TASK DIRECTIONS =>
Reproduce each line from the records that holds "Review".

ENTRIES SHOWN =>
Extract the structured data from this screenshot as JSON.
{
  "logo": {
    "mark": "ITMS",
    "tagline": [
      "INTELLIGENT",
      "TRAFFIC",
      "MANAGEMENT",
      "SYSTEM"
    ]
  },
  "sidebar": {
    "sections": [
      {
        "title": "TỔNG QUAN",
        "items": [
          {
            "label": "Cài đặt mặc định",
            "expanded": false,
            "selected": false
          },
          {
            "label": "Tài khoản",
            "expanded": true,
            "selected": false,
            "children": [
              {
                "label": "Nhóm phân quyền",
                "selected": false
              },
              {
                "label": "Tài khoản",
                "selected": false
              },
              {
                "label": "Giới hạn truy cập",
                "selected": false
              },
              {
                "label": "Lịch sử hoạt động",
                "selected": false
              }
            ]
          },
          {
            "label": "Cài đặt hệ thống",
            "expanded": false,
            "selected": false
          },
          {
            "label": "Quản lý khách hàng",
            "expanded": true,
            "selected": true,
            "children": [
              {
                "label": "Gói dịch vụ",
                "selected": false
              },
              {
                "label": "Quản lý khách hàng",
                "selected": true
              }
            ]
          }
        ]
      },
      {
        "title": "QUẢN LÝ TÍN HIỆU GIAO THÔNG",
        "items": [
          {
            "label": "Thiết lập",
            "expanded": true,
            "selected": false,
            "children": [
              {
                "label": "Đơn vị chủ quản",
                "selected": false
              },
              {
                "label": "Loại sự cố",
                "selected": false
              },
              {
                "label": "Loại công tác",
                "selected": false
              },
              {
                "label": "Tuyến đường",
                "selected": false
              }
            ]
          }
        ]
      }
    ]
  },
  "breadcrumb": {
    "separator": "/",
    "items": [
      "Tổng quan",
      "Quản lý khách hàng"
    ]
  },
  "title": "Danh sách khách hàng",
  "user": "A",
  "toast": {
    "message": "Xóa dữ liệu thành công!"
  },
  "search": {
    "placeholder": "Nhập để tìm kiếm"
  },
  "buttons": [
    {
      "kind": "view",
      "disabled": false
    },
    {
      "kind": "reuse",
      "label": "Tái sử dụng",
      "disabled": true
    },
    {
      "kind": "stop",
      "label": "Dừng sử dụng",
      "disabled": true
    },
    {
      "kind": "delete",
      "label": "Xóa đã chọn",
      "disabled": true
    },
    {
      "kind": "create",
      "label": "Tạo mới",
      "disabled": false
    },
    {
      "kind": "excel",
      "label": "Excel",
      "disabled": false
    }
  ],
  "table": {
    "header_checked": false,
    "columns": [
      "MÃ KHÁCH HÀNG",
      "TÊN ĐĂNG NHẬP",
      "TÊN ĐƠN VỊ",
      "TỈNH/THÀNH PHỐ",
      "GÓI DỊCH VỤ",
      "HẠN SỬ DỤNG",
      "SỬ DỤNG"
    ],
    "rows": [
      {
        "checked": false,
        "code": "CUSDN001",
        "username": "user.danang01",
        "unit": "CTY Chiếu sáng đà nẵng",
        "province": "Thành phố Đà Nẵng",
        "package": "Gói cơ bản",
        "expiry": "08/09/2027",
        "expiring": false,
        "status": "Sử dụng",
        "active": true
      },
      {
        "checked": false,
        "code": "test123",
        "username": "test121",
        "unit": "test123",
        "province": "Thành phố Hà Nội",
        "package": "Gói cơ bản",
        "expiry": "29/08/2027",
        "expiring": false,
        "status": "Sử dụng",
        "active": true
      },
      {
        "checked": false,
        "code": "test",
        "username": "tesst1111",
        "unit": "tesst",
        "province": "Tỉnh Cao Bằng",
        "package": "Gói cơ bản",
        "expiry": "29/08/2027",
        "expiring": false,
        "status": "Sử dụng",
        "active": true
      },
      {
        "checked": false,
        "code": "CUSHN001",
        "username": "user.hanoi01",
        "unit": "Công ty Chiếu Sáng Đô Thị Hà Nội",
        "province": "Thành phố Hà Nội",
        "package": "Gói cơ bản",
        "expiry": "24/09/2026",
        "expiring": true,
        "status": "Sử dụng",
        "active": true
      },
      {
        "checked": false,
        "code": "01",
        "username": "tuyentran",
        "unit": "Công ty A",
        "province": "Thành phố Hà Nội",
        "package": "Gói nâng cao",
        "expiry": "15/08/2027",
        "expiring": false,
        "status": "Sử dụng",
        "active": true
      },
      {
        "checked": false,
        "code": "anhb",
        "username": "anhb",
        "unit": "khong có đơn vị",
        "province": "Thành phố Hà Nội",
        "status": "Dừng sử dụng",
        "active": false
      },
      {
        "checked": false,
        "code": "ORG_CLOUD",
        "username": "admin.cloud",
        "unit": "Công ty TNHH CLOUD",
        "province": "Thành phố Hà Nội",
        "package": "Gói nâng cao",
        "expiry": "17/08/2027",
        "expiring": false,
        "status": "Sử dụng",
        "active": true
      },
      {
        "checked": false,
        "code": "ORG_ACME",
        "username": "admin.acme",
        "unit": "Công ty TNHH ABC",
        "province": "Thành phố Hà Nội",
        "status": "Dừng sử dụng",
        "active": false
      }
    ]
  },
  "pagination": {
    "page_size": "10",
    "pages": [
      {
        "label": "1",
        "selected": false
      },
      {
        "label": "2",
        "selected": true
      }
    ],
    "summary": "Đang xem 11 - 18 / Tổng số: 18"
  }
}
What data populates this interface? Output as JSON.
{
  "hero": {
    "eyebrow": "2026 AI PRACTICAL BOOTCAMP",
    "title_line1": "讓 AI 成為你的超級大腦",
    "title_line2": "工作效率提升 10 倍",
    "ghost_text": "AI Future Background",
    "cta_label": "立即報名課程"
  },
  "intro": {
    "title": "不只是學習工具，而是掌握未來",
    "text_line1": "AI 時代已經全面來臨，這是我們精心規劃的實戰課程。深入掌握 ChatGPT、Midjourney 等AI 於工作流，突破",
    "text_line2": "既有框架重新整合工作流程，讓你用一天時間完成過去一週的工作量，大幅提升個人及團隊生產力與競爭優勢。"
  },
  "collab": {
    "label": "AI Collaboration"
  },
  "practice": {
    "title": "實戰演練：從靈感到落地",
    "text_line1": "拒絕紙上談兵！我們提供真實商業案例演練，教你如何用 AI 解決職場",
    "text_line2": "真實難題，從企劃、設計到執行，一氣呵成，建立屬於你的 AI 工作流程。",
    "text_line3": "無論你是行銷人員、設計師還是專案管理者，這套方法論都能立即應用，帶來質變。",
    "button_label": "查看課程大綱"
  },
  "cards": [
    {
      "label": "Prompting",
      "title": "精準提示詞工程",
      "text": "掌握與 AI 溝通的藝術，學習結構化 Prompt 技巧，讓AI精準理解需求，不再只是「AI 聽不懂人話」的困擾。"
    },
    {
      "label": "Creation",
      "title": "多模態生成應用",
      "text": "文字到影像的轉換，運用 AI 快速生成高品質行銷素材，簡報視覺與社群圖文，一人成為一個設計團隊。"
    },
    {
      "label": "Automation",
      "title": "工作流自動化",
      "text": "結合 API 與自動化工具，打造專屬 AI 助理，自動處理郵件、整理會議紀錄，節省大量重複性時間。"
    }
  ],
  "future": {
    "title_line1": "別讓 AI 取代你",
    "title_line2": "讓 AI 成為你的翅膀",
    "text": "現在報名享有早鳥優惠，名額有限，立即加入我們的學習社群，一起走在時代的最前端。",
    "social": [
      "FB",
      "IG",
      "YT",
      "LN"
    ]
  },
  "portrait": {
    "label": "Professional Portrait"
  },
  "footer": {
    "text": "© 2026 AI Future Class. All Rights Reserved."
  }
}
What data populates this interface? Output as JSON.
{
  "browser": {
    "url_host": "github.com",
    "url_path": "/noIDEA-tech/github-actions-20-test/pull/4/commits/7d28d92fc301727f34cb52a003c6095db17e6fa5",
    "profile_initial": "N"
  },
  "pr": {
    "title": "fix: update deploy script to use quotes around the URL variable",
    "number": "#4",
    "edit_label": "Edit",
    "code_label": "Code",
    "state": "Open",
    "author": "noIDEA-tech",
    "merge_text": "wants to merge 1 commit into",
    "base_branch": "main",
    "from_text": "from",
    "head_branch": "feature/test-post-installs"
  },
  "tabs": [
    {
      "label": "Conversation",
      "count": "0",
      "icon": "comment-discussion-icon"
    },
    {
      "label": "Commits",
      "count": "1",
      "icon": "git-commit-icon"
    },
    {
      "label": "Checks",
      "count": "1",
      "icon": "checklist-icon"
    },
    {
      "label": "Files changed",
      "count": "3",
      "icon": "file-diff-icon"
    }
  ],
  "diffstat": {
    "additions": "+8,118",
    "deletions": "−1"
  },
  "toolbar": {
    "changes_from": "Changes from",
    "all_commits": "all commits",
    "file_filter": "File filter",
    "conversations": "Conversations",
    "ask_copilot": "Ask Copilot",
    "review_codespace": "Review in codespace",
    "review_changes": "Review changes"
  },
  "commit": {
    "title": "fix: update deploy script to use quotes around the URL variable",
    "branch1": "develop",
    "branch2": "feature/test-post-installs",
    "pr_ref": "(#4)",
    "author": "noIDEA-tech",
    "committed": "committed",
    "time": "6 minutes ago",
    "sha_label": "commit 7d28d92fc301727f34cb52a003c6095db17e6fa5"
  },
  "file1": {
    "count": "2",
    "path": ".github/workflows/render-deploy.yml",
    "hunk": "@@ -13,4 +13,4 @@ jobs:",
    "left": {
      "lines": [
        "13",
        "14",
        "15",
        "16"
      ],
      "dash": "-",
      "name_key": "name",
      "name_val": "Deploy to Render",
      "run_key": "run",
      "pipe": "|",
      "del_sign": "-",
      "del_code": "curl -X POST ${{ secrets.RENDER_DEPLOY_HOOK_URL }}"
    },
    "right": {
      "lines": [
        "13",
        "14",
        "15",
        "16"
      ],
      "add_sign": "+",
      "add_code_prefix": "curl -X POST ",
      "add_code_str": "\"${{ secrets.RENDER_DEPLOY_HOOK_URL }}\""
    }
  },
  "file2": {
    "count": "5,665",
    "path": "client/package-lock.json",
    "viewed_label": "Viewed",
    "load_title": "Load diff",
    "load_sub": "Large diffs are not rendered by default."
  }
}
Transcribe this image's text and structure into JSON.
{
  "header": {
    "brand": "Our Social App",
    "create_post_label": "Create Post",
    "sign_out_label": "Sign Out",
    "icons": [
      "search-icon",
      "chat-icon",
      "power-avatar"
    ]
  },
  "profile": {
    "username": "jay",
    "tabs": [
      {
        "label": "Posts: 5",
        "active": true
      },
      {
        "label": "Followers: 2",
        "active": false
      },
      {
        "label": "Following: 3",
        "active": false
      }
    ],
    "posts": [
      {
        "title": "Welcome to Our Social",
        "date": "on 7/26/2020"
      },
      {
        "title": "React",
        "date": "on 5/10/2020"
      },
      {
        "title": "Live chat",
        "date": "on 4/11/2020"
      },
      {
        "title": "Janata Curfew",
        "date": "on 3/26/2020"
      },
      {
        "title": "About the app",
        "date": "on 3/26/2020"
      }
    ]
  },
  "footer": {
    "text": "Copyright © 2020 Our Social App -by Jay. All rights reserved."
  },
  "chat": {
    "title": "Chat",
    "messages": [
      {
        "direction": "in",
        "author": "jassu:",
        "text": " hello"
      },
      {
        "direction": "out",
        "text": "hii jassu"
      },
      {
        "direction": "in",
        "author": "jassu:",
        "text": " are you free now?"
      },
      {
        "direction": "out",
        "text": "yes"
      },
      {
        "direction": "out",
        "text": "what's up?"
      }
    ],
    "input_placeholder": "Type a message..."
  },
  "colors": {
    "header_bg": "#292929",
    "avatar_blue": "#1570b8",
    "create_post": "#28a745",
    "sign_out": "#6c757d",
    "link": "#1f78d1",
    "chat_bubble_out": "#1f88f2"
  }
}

OUTPUT FOR THIS TASK =>
    "review_codespace": "Review in codespace",
    "review_changes": "Review changes"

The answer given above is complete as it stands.